### Aim
Restate the entries below word for word, omitting nothing.
--- start of Records supplied ---
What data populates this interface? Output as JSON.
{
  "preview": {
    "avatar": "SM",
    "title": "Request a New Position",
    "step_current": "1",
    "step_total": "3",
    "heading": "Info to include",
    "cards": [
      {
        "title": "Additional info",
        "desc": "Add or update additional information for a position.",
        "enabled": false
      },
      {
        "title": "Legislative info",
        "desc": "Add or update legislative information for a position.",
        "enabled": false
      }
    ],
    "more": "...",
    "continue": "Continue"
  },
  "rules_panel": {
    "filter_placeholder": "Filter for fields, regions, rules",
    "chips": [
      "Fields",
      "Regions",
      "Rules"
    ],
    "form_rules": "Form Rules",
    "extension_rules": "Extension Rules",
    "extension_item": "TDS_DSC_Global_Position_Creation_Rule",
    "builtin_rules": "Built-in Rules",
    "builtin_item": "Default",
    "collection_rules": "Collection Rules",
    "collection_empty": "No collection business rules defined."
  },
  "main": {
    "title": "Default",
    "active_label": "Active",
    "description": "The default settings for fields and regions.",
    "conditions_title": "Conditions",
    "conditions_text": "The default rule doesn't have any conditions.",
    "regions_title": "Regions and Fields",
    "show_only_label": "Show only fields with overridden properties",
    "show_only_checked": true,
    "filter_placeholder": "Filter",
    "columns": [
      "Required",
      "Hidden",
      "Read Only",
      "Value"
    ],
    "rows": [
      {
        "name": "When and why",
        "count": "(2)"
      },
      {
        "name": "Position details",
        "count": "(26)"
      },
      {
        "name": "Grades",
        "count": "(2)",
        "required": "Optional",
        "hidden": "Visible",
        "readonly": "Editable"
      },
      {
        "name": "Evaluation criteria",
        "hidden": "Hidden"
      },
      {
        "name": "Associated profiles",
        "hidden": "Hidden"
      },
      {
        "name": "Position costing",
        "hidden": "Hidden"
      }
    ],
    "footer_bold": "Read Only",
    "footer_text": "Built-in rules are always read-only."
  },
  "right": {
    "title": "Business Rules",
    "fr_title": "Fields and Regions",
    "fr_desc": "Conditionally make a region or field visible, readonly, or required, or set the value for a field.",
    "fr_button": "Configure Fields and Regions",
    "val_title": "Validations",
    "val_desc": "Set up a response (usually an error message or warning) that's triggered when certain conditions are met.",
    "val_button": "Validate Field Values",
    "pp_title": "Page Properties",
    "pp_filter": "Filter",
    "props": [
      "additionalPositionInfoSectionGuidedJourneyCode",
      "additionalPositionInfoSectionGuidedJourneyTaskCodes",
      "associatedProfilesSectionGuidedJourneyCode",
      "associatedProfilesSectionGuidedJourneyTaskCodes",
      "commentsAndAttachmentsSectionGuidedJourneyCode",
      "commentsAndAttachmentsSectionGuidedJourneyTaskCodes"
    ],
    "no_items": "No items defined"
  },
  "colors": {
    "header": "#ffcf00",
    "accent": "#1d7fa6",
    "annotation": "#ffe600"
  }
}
--- end of Records supplied ---
### Full output
What data populates this interface? Output as JSON.
{
  "preview": {
    "avatar": "SM",
    "title": "Request a New Position",
    "step_current": "1",
    "step_total": "3",
    "heading": "Info to include",
    "cards": [
      {
        "title": "Additional info",
        "desc": "Add or update additional information for a position.",
        "enabled": false
      },
      {
        "title": "Legislative info",
        "desc": "Add or update legislative information for a position.",
        "enabled": false
      }
    ],
    "more": "...",
    "continue": "Continue"
  },
  "rules_panel": {
    "filter_placeholder": "Filter for fields, regions, rules",
    "chips": [
      "Fields",
      "Regions",
      "Rules"
    ],
    "form_rules": "Form Rules",
    "extension_rules": "Extension Rules",
    "extension_item": "TDS_DSC_Global_Position_Creation_Rule",
    "builtin_rules": "Built-in Rules",
    "builtin_item": "Default",
    "collection_rules": "Collection Rules",
    "collection_empty": "No collection business rules defined."
  },
  "main": {
    "title": "Default",
    "active_label": "Active",
    "description": "The default settings for fields and regions.",
    "conditions_title": "Conditions",
    "conditions_text": "The default rule doesn't have any conditions.",
    "regions_title": "Regions and Fields",
    "show_only_label": "Show only fields with overridden properties",
    "show_only_checked": true,
    "filter_placeholder": "Filter",
    "columns": [
      "Required",
      "Hidden",
      "Read Only",
      "Value"
    ],
    "rows": [
      {
        "name": "When and why",
        "count": "(2)"
      },
      {
        "name": "Position details",
        "count": "(26)"
      },
      {
        "name": "Grades",
        "count": "(2)",
        "required": "Optional",
        "hidden": "Visible",
        "readonly": "Editable"
      },
      {
        "name": "Evaluation criteria",
        "hidden": "Hidden"
      },
      {
        "name": "Associated profiles",
        "hidden": "Hidden"
      },
      {
        "name": "Position costing",
        "hidden": "Hidden"
      }
    ],
    "footer_bold": "Read Only",
    "footer_text": "Built-in rules are always read-only."
  },
  "right": {
    "title": "Business Rules",
    "fr_title": "Fields and Regions",
    "fr_desc": "Conditionally make a region or field visible, readonly, or required, or set the value for a field.",
    "fr_button": "Configure Fields and Regions",
    "val_title": "Validations",
    "val_desc": "Set up a response (usually an error message or warning) that's triggered when certain conditions are met.",
    "val_button": "Validate Field Values",
    "pp_title": "Page Properties",
    "pp_filter": "Filter",
    "props": [
      "additionalPositionInfoSectionGuidedJourneyCode",
      "additionalPositionInfoSectionGuidedJourneyTaskCodes",
      "associatedProfilesSectionGuidedJourneyCode",
      "associatedProfilesSectionGuidedJourneyTaskCodes",
      "commentsAndAttachmentsSectionGuidedJourneyCode",
      "commentsAndAttachmentsSectionGuidedJourneyTaskCodes"
    ],
    "no_items": "No items defined"
  },
  "colors": {
    "header": "#ffcf00",
    "accent": "#1d7fa6",
    "annotation": "#ffe600"
  }
}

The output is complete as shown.